(Saved data entries)
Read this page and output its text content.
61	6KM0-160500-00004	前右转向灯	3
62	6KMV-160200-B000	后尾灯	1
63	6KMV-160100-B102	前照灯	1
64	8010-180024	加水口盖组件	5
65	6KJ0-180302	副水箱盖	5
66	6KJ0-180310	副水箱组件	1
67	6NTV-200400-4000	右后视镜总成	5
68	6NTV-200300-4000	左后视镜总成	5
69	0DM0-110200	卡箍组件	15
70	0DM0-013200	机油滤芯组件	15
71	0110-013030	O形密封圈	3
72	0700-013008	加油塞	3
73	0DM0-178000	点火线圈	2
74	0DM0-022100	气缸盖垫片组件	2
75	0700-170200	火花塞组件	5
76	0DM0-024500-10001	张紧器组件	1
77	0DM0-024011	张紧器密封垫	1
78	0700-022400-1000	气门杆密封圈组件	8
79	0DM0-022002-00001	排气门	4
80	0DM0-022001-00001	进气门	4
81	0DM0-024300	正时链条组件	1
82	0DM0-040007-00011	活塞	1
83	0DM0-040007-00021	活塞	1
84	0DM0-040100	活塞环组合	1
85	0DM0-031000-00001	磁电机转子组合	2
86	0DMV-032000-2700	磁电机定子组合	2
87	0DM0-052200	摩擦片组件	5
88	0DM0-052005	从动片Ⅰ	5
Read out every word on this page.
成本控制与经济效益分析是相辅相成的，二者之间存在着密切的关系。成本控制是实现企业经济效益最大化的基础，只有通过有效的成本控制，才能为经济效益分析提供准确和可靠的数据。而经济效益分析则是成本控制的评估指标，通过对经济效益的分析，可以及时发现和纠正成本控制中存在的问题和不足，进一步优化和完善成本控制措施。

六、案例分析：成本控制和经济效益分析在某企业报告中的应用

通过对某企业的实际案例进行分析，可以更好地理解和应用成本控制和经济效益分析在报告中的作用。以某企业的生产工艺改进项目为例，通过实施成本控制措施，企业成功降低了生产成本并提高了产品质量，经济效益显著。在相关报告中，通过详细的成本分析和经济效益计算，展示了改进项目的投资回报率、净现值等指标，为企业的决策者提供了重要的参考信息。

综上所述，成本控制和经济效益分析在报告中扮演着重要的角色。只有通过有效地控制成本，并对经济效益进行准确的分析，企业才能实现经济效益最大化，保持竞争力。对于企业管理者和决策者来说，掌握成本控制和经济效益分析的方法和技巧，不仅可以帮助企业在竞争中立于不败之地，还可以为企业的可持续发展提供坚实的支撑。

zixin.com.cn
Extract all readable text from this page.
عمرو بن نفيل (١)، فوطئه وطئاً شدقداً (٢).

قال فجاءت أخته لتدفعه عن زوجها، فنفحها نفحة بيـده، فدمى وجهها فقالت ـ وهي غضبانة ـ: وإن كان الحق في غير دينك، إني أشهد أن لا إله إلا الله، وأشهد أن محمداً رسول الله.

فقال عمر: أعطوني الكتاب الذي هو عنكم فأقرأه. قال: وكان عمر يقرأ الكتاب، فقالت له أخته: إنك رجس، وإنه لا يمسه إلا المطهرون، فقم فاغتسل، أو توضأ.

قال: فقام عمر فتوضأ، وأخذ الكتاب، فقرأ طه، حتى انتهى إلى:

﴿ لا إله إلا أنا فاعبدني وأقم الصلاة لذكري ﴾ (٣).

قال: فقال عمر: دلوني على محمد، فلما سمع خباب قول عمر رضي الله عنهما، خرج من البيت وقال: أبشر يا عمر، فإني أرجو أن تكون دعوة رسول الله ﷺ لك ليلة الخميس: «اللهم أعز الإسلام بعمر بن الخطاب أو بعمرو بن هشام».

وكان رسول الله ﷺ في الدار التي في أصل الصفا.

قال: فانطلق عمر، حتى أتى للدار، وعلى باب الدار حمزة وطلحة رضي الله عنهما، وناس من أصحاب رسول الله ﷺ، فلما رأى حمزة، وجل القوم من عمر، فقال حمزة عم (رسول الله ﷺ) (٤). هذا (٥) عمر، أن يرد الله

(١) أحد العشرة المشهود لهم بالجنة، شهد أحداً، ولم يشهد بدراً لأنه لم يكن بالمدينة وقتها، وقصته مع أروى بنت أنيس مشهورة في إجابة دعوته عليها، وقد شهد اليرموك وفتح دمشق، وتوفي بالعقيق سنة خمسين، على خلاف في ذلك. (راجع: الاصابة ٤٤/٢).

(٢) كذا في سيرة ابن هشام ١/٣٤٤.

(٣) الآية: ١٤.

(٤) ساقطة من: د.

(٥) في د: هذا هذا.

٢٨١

• PROBLEM TO SOLVE: How many of the lines in the listing above hold the word "الله"? Report only that figure.

• SOLUTION TO THIS TASK: 4